**Job:** Pull every line containing "amount" from the entries.

(Figure data in JSON)
────

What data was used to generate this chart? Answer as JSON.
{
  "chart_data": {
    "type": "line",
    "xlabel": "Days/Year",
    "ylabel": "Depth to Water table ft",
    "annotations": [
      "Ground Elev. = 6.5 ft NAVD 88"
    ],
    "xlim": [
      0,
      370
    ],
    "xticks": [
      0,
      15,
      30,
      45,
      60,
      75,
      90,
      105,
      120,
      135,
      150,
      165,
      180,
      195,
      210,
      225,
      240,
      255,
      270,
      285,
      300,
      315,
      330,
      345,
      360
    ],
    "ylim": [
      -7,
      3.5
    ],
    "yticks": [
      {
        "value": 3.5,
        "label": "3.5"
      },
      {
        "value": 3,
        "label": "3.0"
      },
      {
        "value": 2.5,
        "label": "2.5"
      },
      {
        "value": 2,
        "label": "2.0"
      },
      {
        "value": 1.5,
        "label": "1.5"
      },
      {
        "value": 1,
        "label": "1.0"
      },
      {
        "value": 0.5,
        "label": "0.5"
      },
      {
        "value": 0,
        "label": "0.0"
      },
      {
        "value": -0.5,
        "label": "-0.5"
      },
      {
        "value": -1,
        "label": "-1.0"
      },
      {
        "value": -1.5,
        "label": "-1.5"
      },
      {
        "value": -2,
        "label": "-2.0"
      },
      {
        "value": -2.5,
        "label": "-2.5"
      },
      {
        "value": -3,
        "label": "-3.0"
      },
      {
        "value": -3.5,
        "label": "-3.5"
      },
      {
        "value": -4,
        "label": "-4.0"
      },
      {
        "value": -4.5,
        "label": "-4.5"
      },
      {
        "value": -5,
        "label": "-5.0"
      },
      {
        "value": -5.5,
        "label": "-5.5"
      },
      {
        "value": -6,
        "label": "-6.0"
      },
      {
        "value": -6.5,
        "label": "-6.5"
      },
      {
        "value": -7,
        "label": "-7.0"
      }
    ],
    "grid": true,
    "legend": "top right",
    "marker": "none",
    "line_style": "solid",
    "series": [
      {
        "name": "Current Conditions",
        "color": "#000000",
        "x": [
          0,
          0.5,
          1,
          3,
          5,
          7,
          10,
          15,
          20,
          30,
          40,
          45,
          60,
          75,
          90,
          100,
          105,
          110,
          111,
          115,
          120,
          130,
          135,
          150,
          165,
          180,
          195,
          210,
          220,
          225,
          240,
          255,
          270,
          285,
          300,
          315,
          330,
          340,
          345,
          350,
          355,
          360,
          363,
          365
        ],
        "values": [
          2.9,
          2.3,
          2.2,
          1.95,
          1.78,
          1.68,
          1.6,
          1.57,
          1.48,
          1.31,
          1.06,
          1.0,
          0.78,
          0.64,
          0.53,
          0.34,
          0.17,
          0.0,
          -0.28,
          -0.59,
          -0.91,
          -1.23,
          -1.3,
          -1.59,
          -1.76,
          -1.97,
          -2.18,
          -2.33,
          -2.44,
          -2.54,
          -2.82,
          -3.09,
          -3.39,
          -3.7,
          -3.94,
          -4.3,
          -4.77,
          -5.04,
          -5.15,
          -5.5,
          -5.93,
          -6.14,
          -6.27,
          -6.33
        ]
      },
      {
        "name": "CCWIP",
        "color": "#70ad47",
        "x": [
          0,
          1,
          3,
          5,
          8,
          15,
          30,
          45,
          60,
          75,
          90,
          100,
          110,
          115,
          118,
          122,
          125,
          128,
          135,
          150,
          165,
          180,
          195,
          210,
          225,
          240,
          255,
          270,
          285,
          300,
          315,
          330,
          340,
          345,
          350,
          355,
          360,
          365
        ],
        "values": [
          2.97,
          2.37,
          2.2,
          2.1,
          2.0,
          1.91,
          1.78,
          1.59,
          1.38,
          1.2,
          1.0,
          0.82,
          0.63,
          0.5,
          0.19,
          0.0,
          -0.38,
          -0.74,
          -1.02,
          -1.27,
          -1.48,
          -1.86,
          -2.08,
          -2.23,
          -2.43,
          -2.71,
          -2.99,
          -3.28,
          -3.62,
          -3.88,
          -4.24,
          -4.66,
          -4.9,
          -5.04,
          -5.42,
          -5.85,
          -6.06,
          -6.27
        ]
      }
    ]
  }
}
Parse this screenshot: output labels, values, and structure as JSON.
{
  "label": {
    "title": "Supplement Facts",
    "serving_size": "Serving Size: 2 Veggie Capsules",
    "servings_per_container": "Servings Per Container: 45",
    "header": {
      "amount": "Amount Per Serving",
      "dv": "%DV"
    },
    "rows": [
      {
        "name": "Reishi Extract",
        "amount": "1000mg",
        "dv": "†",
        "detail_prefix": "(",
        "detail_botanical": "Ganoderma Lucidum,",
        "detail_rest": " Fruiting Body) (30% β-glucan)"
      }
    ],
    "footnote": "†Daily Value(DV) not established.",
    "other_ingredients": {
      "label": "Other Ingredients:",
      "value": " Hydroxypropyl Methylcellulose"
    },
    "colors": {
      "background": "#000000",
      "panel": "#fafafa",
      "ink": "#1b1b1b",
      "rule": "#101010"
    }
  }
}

────

**Answer for this exercise:**
      "amount": "Amount Per Serving",
        "amount": "1000mg",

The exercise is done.